(Chart and figure data)
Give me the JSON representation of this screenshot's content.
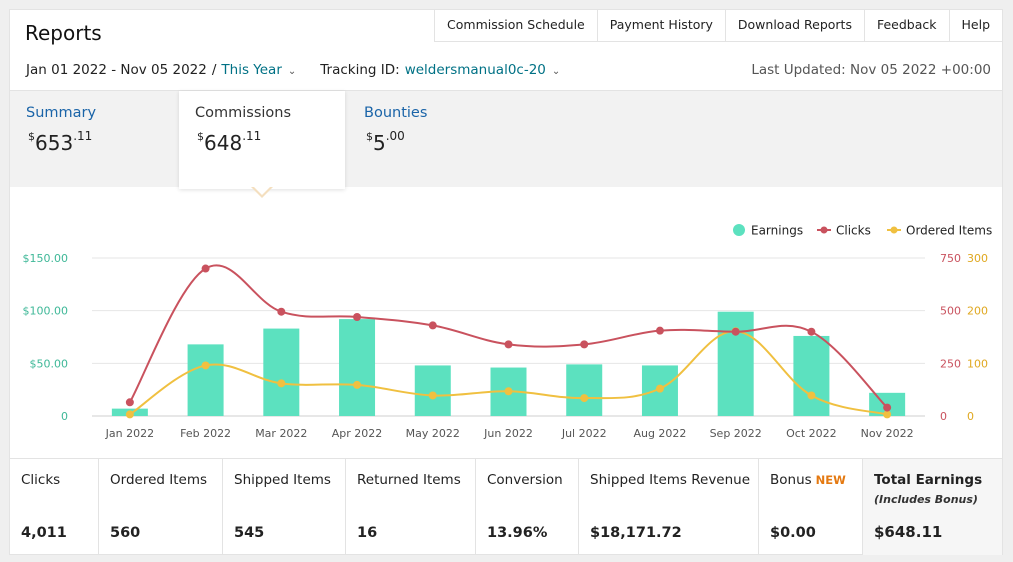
{
  "header": {
    "title": "Reports",
    "nav": [
      "Commission Schedule",
      "Payment History",
      "Download Reports",
      "Feedback",
      "Help"
    ]
  },
  "filters": {
    "date_range": "Jan 01 2022 - Nov 05 2022",
    "separator": "/",
    "preset": "This Year",
    "tracking_label": "Tracking ID:",
    "tracking_id": "weldersmanual0c-20",
    "last_updated": "Last Updated: Nov 05 2022 +00:00"
  },
  "tabs": [
    {
      "label": "Summary",
      "currency": "$",
      "whole": "653",
      "cents": ".11"
    },
    {
      "label": "Commissions",
      "currency": "$",
      "whole": "648",
      "cents": ".11"
    },
    {
      "label": "Bounties",
      "currency": "$",
      "whole": "5",
      "cents": ".00"
    }
  ],
  "colors": {
    "earnings": "#5ce1bf",
    "clicks": "#c9525e",
    "ordered": "#f0c040",
    "link": "#007185",
    "new_badge": "#e47911"
  },
  "chart_data": {
    "type": "bar+line",
    "categories": [
      "Jan 2022",
      "Feb 2022",
      "Mar 2022",
      "Apr 2022",
      "May 2022",
      "Jun 2022",
      "Jul 2022",
      "Aug 2022",
      "Sep 2022",
      "Oct 2022",
      "Nov 2022"
    ],
    "series": [
      {
        "name": "Earnings",
        "type": "bar",
        "axis": "left",
        "values": [
          7,
          68,
          83,
          92,
          48,
          46,
          49,
          48,
          99,
          76,
          22
        ]
      },
      {
        "name": "Clicks",
        "type": "line",
        "axis": "right1",
        "values": [
          65,
          700,
          495,
          470,
          430,
          340,
          340,
          405,
          400,
          400,
          40
        ]
      },
      {
        "name": "Ordered Items",
        "type": "line",
        "axis": "right2",
        "values": [
          3,
          96,
          62,
          59,
          39,
          47,
          34,
          52,
          161,
          39,
          3
        ]
      }
    ],
    "y_left": {
      "ticks": [
        "0",
        "$50.00",
        "$100.00",
        "$150.00"
      ],
      "range": [
        0,
        150
      ]
    },
    "y_right1": {
      "ticks": [
        "0",
        "250",
        "500",
        "750"
      ],
      "range": [
        0,
        750
      ]
    },
    "y_right2": {
      "ticks": [
        "0",
        "100",
        "200",
        "300"
      ],
      "range": [
        0,
        300
      ]
    },
    "legend": [
      "Earnings",
      "Clicks",
      "Ordered Items"
    ],
    "legend_position": "top-right",
    "grid": true
  },
  "stats": [
    {
      "label": "Clicks",
      "value": "4,011"
    },
    {
      "label": "Ordered Items",
      "value": "560"
    },
    {
      "label": "Shipped Items",
      "value": "545"
    },
    {
      "label": "Returned Items",
      "value": "16"
    },
    {
      "label": "Conversion",
      "value": "13.96%"
    },
    {
      "label": "Shipped Items Revenue",
      "value": "$18,171.72"
    },
    {
      "label": "Bonus",
      "badge": "NEW",
      "value": "$0.00"
    },
    {
      "label": "Total Earnings",
      "sub": "(Includes Bonus)",
      "value": "$648.11"
    }
  ]
}
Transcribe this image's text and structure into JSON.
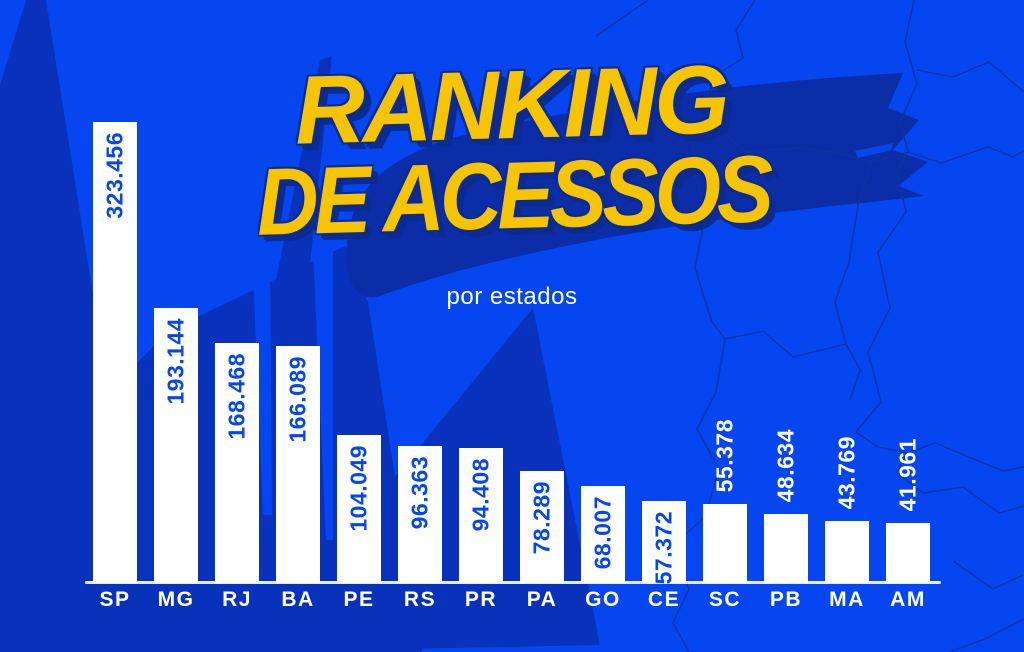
{
  "title": {
    "line1": "RANKING",
    "line2": "DE ACESSOS",
    "subtitle": "por estados"
  },
  "colors": {
    "background": "#0546F0",
    "starburst_shape": "#0831BC",
    "brush_swoosh": "#0B2EA8",
    "map_line": "#12339E",
    "bar_fill": "#FFFFFF",
    "value_inside": "#0546F0",
    "value_outside": "#FFFFFF",
    "title_yellow": "#F6C400",
    "title_shadow": "#0A2B94",
    "axis_line": "#E9EDFB",
    "x_label": "#FFFFFF"
  },
  "chart_data": {
    "type": "bar",
    "title": "RANKING DE ACESSOS",
    "subtitle": "por estados",
    "orientation": "vertical",
    "categories": [
      "SP",
      "MG",
      "RJ",
      "BA",
      "PE",
      "RS",
      "PR",
      "PA",
      "GO",
      "CE",
      "SC",
      "PB",
      "MA",
      "AM"
    ],
    "values": [
      323456,
      193144,
      168468,
      166089,
      104049,
      96363,
      94408,
      78289,
      68007,
      57372,
      55378,
      48634,
      43769,
      41961
    ],
    "value_labels": [
      "323.456",
      "193.144",
      "168.468",
      "166.089",
      "104.049",
      "96.363",
      "94.408",
      "78.289",
      "68.007",
      "57.372",
      "55.378",
      "48.634",
      "43.769",
      "41.961"
    ],
    "ylim": [
      0,
      323456
    ],
    "grid": false,
    "legend": false,
    "bar_color": "#FFFFFF",
    "value_label_rule": "inside bar (blue) when bar is tall, above bar (white) when bar is short"
  }
}
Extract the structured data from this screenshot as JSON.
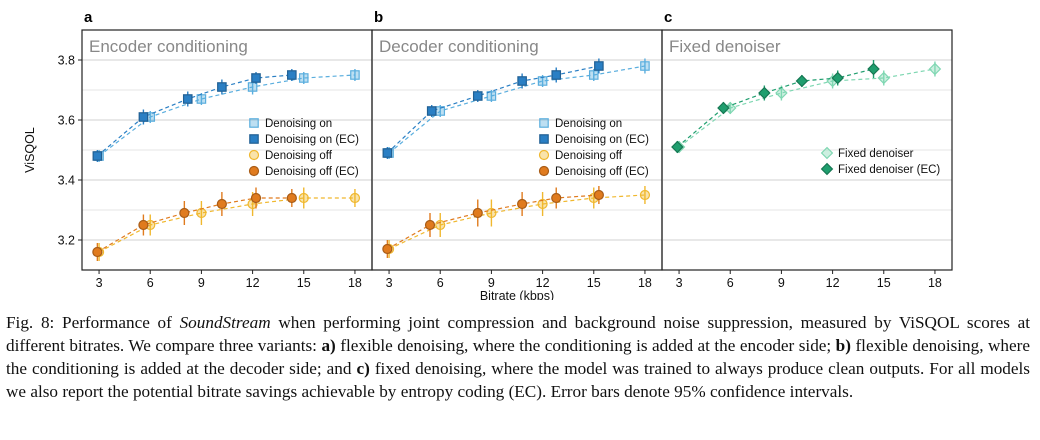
{
  "chart_data": [
    {
      "type": "line",
      "letter": "a",
      "title": "Encoder conditioning",
      "xlabel": "",
      "ylabel": "ViSQOL",
      "xlim": [
        2,
        19
      ],
      "ylim": [
        3.1,
        3.9
      ],
      "xticks": [
        3,
        6,
        9,
        12,
        15,
        18
      ],
      "yticks": [
        3.2,
        3.4,
        3.6,
        3.8
      ],
      "grid": true,
      "legend_position": "center-right",
      "series": [
        {
          "name": "Denoising on",
          "marker": "square",
          "fill": "light",
          "color": "#5aaede",
          "x": [
            3,
            6,
            9,
            12,
            15,
            18
          ],
          "y": [
            3.48,
            3.61,
            3.67,
            3.71,
            3.74,
            3.75
          ],
          "err": [
            0.02,
            0.02,
            0.02,
            0.025,
            0.02,
            0.02
          ]
        },
        {
          "name": "Denoising on (EC)",
          "marker": "square",
          "fill": "dark",
          "color": "#2a7fc4",
          "x": [
            2.9,
            5.6,
            8.2,
            10.2,
            12.2,
            14.3
          ],
          "y": [
            3.48,
            3.61,
            3.67,
            3.71,
            3.74,
            3.75
          ],
          "err": [
            0.02,
            0.025,
            0.025,
            0.025,
            0.02,
            0.02
          ]
        },
        {
          "name": "Denoising off",
          "marker": "circle",
          "fill": "light",
          "color": "#f0b82e",
          "x": [
            3,
            6,
            9,
            12,
            15,
            18
          ],
          "y": [
            3.16,
            3.25,
            3.29,
            3.32,
            3.34,
            3.34
          ],
          "err": [
            0.03,
            0.035,
            0.04,
            0.04,
            0.035,
            0.03
          ]
        },
        {
          "name": "Denoising off (EC)",
          "marker": "circle",
          "fill": "dark",
          "color": "#e07b1e",
          "x": [
            2.9,
            5.6,
            8.0,
            10.2,
            12.2,
            14.3
          ],
          "y": [
            3.16,
            3.25,
            3.29,
            3.32,
            3.34,
            3.34
          ],
          "err": [
            0.03,
            0.035,
            0.04,
            0.04,
            0.035,
            0.03
          ]
        }
      ]
    },
    {
      "type": "line",
      "letter": "b",
      "title": "Decoder conditioning",
      "xlabel": "Bitrate (kbps)",
      "ylabel": "",
      "xlim": [
        2,
        19
      ],
      "ylim": [
        3.1,
        3.9
      ],
      "xticks": [
        3,
        6,
        9,
        12,
        15,
        18
      ],
      "yticks": [
        3.2,
        3.4,
        3.6,
        3.8
      ],
      "grid": true,
      "legend_position": "center-right",
      "series": [
        {
          "name": "Denoising on",
          "marker": "square",
          "fill": "light",
          "color": "#5aaede",
          "x": [
            3,
            6,
            9,
            12,
            15,
            18
          ],
          "y": [
            3.49,
            3.63,
            3.68,
            3.73,
            3.75,
            3.78
          ],
          "err": [
            0.02,
            0.02,
            0.02,
            0.02,
            0.02,
            0.025
          ]
        },
        {
          "name": "Denoising on (EC)",
          "marker": "square",
          "fill": "dark",
          "color": "#2a7fc4",
          "x": [
            2.9,
            5.5,
            8.2,
            10.8,
            12.8,
            15.3
          ],
          "y": [
            3.49,
            3.63,
            3.68,
            3.73,
            3.75,
            3.78
          ],
          "err": [
            0.02,
            0.02,
            0.02,
            0.025,
            0.025,
            0.025
          ]
        },
        {
          "name": "Denoising off",
          "marker": "circle",
          "fill": "light",
          "color": "#f0b82e",
          "x": [
            3,
            6,
            9,
            12,
            15,
            18
          ],
          "y": [
            3.17,
            3.25,
            3.29,
            3.32,
            3.34,
            3.35
          ],
          "err": [
            0.03,
            0.04,
            0.045,
            0.04,
            0.035,
            0.03
          ]
        },
        {
          "name": "Denoising off (EC)",
          "marker": "circle",
          "fill": "dark",
          "color": "#e07b1e",
          "x": [
            2.9,
            5.4,
            8.2,
            10.8,
            12.8,
            15.3
          ],
          "y": [
            3.17,
            3.25,
            3.29,
            3.32,
            3.34,
            3.35
          ],
          "err": [
            0.03,
            0.04,
            0.045,
            0.04,
            0.035,
            0.03
          ]
        }
      ]
    },
    {
      "type": "line",
      "letter": "c",
      "title": "Fixed denoiser",
      "xlabel": "",
      "ylabel": "",
      "xlim": [
        2,
        19
      ],
      "ylim": [
        3.1,
        3.9
      ],
      "xticks": [
        3,
        6,
        9,
        12,
        15,
        18
      ],
      "yticks": [
        3.2,
        3.4,
        3.6,
        3.8
      ],
      "grid": true,
      "legend_position": "lower-right",
      "series": [
        {
          "name": "Fixed denoiser",
          "marker": "diamond",
          "fill": "light",
          "color": "#7fd7b2",
          "x": [
            3,
            6,
            9,
            12,
            15,
            18
          ],
          "y": [
            3.51,
            3.64,
            3.69,
            3.73,
            3.74,
            3.77
          ],
          "err": [
            0.02,
            0.02,
            0.025,
            0.025,
            0.025,
            0.025
          ]
        },
        {
          "name": "Fixed denoiser (EC)",
          "marker": "diamond",
          "fill": "dark",
          "color": "#1f9e6e",
          "x": [
            2.9,
            5.6,
            8.0,
            10.2,
            12.3,
            14.4
          ],
          "y": [
            3.51,
            3.64,
            3.69,
            3.73,
            3.74,
            3.77
          ],
          "err": [
            0.02,
            0.02,
            0.025,
            0.02,
            0.025,
            0.03
          ]
        }
      ]
    }
  ],
  "caption": {
    "fig_label": "Fig. 8: Performance of ",
    "model_name": "SoundStream",
    "part1": " when performing joint compression and background noise suppression, measured by ViSQOL scores at different bitrates. We compare three variants: ",
    "a_label": "a)",
    "a_text": " flexible denoising, where the conditioning is added at the encoder side; ",
    "b_label": "b)",
    "b_text": " flexible denoising, where the conditioning is added at the decoder side; and ",
    "c_label": "c)",
    "c_text": " fixed denoising, where the model was trained to always produce clean outputs. For all models we also report the potential bitrate savings achievable by entropy coding (EC). Error bars denote 95% confidence intervals."
  }
}
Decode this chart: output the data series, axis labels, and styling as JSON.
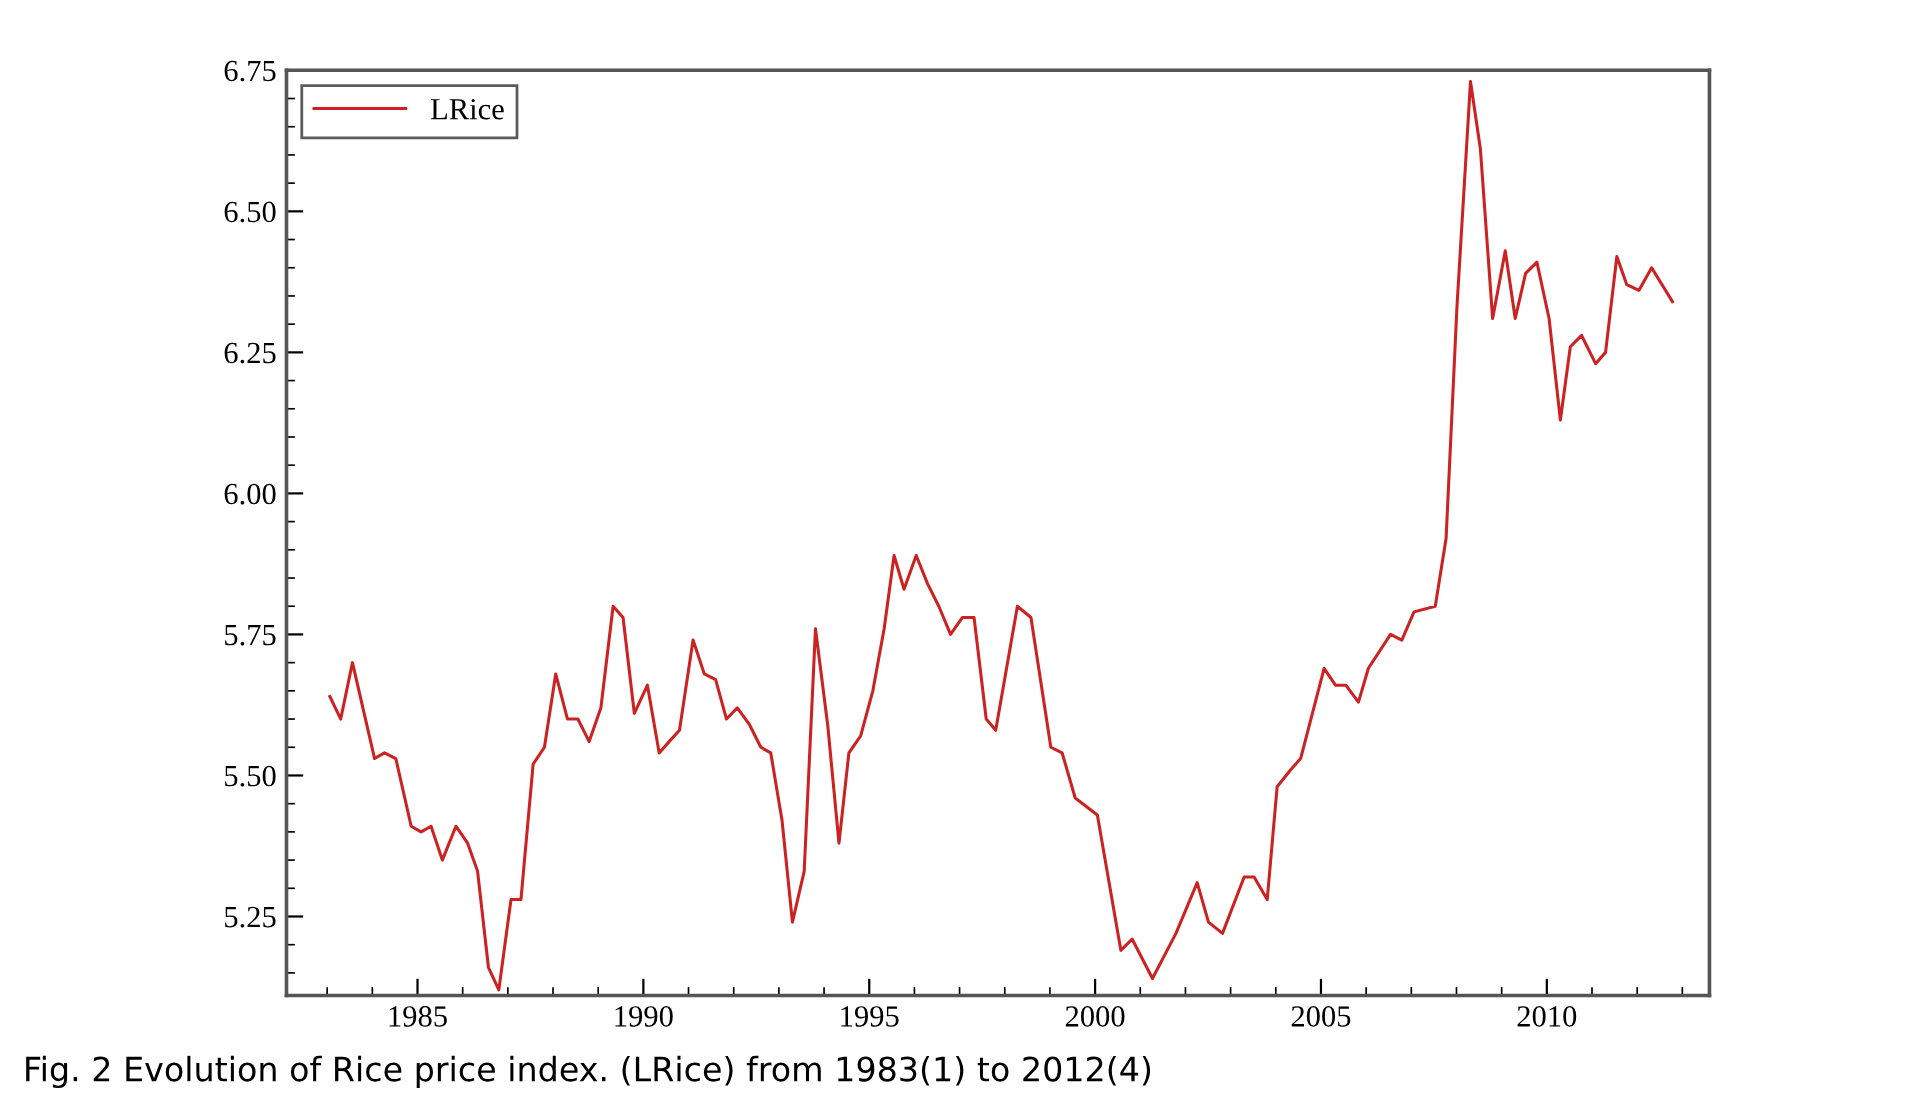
{
  "chart_data": {
    "type": "line",
    "x": [
      1983.06,
      1983.3,
      1983.56,
      1984.05,
      1984.27,
      1984.52,
      1984.86,
      1985.08,
      1985.3,
      1985.55,
      1985.85,
      1986.11,
      1986.33,
      1986.57,
      1986.8,
      1987.07,
      1987.29,
      1987.56,
      1987.81,
      1988.06,
      1988.32,
      1988.55,
      1988.8,
      1989.06,
      1989.33,
      1989.55,
      1989.8,
      1990.09,
      1990.35,
      1990.57,
      1990.8,
      1991.1,
      1991.35,
      1991.6,
      1991.84,
      1992.08,
      1992.35,
      1992.6,
      1992.82,
      1993.07,
      1993.3,
      1993.56,
      1993.81,
      1994.08,
      1994.33,
      1994.55,
      1994.81,
      1995.08,
      1995.33,
      1995.55,
      1995.77,
      1996.04,
      1996.29,
      1996.54,
      1996.8,
      1997.06,
      1997.32,
      1997.59,
      1997.8,
      1998.28,
      1998.58,
      1999.02,
      1999.27,
      1999.56,
      2000.05,
      2000.57,
      2000.82,
      2001.27,
      2001.79,
      2002.26,
      2002.51,
      2002.82,
      2003.3,
      2003.52,
      2003.81,
      2004.03,
      2004.33,
      2004.55,
      2005.07,
      2005.32,
      2005.55,
      2005.83,
      2006.05,
      2006.54,
      2006.79,
      2007.06,
      2007.53,
      2007.77,
      2008.01,
      2008.31,
      2008.53,
      2008.8,
      2009.08,
      2009.3,
      2009.53,
      2009.78,
      2010.05,
      2010.3,
      2010.52,
      2010.77,
      2011.08,
      2011.3,
      2011.55,
      2011.77,
      2012.04,
      2012.32,
      2012.78
    ],
    "series": [
      {
        "name": "LRice",
        "color": "#cc2222",
        "values": [
          5.64,
          5.6,
          5.7,
          5.53,
          5.54,
          5.53,
          5.41,
          5.4,
          5.41,
          5.35,
          5.41,
          5.38,
          5.33,
          5.16,
          5.12,
          5.28,
          5.28,
          5.52,
          5.55,
          5.68,
          5.6,
          5.6,
          5.56,
          5.62,
          5.8,
          5.78,
          5.61,
          5.66,
          5.54,
          5.56,
          5.58,
          5.74,
          5.68,
          5.67,
          5.6,
          5.62,
          5.59,
          5.55,
          5.54,
          5.42,
          5.24,
          5.33,
          5.76,
          5.59,
          5.38,
          5.54,
          5.57,
          5.65,
          5.76,
          5.89,
          5.83,
          5.89,
          5.84,
          5.8,
          5.75,
          5.78,
          5.78,
          5.6,
          5.58,
          5.8,
          5.78,
          5.55,
          5.54,
          5.46,
          5.43,
          5.19,
          5.21,
          5.14,
          5.22,
          5.31,
          5.24,
          5.22,
          5.32,
          5.32,
          5.28,
          5.48,
          5.51,
          5.53,
          5.69,
          5.66,
          5.66,
          5.63,
          5.69,
          5.75,
          5.74,
          5.79,
          5.8,
          5.92,
          6.33,
          6.73,
          6.61,
          6.31,
          6.43,
          6.31,
          6.39,
          6.41,
          6.31,
          6.13,
          6.26,
          6.28,
          6.23,
          6.25,
          6.42,
          6.37,
          6.36,
          6.4,
          6.34
        ]
      }
    ],
    "xlim": [
      1982.1,
      2013.6
    ],
    "xticks": [
      1985,
      1990,
      1995,
      2000,
      2005,
      2010
    ],
    "ylim": [
      5.11,
      6.75
    ],
    "yticks": [
      {
        "value": 5.25,
        "label": "5.25"
      },
      {
        "value": 5.5,
        "label": "5.50"
      },
      {
        "value": 5.75,
        "label": "5.75"
      },
      {
        "value": 6.0,
        "label": "6.00"
      },
      {
        "value": 6.25,
        "label": "6.25"
      },
      {
        "value": 6.5,
        "label": "6.50"
      },
      {
        "value": 6.75,
        "label": "6.75"
      }
    ],
    "legend": "top left",
    "grid": false,
    "marker": "none",
    "line_style": "solid",
    "annotations": [
      "Fig. 2 Evolution of Rice price index. (LRice) from 1983(1) to 2012(4)"
    ]
  }
}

Objective »
Identify every line holding the word "ViSQOL" and copy it out.

Response to this task »
      "ylabel": "ViSQOL",
    "part1": " when performing joint compression and background noise suppression, measured by ViSQOL scores at different bitrates. We compare three variants: ",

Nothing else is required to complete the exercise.